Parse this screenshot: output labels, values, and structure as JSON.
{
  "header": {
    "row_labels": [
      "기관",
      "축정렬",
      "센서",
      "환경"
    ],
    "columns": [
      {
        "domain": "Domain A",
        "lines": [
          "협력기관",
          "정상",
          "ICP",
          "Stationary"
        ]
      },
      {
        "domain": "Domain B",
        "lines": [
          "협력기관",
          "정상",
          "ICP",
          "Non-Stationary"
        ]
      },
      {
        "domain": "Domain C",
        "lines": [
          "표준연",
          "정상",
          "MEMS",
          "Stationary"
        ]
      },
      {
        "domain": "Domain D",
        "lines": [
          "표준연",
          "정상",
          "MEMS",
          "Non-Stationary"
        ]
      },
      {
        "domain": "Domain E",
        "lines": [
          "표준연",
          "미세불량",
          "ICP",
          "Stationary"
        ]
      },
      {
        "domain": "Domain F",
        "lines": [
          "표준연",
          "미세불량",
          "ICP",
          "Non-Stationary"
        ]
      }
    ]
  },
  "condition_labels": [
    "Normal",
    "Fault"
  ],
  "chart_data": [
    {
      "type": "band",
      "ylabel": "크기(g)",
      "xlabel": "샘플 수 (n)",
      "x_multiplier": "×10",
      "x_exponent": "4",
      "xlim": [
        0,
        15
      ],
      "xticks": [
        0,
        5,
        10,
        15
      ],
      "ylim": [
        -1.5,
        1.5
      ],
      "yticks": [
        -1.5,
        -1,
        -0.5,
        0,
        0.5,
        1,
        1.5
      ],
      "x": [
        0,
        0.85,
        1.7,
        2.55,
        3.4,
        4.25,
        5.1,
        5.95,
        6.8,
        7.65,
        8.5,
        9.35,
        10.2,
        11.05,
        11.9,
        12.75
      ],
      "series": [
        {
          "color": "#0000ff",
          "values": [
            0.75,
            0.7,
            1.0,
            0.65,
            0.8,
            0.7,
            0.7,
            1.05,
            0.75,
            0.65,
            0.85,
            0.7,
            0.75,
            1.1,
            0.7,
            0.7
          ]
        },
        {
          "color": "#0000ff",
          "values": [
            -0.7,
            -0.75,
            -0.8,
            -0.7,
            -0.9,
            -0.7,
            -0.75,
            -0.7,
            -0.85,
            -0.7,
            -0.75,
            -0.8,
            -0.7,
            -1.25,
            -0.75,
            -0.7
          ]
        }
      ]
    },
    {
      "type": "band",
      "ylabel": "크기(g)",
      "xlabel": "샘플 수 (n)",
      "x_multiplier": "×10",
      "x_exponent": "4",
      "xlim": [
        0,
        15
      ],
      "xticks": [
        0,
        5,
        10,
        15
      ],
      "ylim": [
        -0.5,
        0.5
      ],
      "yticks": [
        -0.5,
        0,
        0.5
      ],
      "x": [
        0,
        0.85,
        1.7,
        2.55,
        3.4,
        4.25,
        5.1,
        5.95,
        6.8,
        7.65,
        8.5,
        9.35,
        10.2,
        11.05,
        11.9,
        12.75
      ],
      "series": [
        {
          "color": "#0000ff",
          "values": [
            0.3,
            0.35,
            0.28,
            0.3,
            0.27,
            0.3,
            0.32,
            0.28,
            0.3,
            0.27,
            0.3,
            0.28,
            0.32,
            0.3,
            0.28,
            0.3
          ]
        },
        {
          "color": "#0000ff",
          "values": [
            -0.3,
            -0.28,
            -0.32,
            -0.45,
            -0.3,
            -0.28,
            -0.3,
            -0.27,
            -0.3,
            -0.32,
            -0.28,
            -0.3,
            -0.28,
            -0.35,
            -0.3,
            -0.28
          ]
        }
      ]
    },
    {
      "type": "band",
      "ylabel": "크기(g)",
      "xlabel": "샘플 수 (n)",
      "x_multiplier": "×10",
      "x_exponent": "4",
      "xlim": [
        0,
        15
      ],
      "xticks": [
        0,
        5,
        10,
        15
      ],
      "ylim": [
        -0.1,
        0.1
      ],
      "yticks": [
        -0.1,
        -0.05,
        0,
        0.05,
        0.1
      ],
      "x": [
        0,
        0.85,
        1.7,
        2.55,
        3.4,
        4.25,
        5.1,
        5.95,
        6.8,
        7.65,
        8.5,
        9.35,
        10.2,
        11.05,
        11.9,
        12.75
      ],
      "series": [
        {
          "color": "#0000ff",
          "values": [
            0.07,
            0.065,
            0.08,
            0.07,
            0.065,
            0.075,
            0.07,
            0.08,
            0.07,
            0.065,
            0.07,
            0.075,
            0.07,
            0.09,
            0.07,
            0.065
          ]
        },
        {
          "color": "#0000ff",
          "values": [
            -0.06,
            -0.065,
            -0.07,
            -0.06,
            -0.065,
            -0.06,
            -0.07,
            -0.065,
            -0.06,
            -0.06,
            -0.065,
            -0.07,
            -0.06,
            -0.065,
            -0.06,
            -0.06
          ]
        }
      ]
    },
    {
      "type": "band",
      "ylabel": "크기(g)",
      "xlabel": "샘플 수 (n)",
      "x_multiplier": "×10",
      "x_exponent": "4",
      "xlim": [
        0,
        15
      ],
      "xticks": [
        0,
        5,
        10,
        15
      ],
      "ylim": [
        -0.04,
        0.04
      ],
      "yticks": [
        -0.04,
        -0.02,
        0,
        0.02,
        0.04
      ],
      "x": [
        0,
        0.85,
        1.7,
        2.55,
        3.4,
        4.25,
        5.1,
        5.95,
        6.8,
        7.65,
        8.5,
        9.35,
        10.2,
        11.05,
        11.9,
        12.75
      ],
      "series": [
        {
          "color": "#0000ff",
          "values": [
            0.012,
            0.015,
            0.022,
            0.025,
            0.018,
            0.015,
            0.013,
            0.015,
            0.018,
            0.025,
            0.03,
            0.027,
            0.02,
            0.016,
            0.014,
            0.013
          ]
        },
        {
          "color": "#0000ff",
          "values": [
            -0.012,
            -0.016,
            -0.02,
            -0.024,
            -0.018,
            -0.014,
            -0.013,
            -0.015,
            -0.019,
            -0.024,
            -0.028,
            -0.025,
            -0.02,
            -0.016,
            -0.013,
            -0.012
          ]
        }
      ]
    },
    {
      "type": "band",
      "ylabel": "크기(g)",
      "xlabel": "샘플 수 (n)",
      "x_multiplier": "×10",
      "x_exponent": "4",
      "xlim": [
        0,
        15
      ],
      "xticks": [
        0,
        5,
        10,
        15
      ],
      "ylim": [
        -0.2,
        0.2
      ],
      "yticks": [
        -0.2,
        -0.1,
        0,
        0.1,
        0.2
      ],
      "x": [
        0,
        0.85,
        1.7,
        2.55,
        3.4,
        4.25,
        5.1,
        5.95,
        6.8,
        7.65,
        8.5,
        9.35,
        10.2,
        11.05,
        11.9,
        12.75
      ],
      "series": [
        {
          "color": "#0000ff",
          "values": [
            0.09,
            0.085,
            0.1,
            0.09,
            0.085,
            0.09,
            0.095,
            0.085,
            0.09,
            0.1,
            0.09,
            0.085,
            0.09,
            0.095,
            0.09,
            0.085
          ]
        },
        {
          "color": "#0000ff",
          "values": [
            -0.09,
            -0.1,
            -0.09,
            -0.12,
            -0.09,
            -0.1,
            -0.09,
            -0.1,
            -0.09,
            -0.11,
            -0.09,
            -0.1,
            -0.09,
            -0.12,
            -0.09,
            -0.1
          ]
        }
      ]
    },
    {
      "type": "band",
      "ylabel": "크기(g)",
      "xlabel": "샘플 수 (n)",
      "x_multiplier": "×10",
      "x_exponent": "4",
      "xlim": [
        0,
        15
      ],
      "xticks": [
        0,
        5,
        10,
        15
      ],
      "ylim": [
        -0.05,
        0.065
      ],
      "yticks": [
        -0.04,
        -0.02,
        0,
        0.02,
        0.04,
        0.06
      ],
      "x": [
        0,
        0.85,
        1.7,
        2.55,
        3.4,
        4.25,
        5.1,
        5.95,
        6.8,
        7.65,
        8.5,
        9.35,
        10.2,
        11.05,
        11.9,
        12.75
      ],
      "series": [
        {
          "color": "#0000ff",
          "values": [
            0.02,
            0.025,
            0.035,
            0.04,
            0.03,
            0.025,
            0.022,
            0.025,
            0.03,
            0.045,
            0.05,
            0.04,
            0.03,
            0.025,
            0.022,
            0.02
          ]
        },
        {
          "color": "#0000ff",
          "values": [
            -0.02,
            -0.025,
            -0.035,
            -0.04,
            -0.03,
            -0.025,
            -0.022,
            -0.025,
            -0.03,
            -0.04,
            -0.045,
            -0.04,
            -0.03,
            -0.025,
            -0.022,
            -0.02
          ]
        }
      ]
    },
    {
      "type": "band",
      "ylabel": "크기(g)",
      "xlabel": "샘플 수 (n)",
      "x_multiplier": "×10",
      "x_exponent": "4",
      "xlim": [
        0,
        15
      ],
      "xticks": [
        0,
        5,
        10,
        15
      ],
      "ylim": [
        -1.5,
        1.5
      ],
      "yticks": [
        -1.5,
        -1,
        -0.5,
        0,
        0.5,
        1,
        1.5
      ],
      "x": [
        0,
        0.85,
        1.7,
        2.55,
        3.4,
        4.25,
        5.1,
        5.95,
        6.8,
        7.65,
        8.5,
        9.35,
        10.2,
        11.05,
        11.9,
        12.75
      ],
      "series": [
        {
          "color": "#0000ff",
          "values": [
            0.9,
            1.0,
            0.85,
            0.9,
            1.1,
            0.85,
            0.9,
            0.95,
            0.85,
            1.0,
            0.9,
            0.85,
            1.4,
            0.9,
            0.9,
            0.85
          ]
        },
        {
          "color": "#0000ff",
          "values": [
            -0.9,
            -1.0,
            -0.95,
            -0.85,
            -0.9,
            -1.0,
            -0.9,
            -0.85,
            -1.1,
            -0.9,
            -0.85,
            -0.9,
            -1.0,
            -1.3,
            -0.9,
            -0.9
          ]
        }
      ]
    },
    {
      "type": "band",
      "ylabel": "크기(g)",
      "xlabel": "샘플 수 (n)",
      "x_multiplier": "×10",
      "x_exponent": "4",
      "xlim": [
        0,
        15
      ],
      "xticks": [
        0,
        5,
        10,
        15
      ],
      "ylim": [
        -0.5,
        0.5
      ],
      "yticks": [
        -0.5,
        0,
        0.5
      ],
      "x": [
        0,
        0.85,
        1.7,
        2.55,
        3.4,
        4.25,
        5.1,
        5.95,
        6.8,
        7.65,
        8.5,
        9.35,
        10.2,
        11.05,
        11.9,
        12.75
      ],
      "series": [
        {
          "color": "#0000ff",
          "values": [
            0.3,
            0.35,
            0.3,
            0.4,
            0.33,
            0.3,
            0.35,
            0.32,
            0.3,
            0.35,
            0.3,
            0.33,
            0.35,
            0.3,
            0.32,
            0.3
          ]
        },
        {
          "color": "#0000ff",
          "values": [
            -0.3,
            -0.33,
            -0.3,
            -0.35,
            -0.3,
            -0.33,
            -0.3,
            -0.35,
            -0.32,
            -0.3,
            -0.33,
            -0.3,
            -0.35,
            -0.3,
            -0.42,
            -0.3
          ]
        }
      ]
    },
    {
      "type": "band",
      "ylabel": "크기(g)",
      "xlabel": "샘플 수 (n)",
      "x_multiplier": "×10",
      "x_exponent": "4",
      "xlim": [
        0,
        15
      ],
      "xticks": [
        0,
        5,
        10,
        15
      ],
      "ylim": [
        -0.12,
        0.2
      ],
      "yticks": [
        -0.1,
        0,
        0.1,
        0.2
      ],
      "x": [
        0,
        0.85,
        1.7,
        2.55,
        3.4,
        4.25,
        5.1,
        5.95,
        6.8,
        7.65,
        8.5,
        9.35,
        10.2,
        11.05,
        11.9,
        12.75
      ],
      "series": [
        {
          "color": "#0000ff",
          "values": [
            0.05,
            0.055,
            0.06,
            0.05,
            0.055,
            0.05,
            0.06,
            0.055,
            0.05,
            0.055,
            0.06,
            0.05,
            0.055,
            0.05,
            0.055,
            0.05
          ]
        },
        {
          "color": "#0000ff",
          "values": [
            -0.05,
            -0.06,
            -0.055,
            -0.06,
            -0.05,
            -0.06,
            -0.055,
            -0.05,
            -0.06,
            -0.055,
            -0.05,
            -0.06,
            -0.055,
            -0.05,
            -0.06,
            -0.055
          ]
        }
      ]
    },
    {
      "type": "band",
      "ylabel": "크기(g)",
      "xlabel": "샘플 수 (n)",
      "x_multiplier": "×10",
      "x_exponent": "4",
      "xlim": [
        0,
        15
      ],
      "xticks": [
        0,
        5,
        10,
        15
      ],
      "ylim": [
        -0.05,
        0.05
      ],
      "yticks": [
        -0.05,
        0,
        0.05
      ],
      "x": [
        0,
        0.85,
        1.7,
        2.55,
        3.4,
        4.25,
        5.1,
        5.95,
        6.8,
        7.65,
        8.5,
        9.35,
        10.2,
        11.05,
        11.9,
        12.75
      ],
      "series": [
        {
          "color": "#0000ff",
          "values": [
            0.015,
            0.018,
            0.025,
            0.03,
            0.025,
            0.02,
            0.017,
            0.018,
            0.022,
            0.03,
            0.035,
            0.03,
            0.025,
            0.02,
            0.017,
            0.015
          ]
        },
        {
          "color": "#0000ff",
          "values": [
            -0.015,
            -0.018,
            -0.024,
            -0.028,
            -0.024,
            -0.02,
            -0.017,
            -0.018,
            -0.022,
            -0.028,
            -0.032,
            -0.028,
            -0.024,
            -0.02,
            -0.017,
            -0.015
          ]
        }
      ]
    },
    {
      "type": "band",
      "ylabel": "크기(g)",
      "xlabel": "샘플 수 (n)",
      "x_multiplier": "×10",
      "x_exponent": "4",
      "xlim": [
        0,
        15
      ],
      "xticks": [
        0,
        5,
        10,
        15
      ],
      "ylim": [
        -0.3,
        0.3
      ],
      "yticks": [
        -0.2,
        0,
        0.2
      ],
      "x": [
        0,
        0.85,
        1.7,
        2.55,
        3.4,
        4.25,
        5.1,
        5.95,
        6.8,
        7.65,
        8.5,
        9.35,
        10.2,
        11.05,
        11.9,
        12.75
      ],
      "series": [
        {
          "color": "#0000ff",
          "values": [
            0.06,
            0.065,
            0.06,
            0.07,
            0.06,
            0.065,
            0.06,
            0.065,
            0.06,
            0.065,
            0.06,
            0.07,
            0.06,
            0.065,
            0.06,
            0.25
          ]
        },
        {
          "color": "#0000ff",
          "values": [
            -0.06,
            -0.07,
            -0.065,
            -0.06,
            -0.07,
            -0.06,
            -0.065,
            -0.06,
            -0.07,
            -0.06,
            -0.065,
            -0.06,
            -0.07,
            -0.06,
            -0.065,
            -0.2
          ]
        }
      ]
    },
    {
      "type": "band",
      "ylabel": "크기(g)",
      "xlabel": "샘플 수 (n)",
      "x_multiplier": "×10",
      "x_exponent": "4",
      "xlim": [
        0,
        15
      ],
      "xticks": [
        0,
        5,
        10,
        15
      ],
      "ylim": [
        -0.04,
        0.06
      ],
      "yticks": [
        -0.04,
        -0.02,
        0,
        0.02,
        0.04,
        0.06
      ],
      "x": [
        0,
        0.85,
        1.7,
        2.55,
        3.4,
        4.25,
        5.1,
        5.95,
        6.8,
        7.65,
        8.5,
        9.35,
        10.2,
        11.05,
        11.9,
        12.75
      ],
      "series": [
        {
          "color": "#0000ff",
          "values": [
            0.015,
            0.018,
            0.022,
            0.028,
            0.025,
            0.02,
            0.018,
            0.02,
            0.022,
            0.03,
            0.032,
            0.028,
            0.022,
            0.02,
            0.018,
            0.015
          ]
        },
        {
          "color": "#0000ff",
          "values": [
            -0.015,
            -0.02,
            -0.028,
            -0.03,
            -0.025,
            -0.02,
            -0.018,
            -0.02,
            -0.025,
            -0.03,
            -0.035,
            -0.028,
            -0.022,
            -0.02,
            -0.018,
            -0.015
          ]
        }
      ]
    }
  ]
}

○ ○ ○ ○ ○ ○ ○

◆ TASK TO COMPLETE
Copy out every line of the data that includes "Domain".

◆ FULL RESPONSE
        "domain": "Domain A",
        "domain": "Domain B",
        "domain": "Domain C",
        "domain": "Domain D",
        "domain": "Domain E",
        "domain": "Domain F",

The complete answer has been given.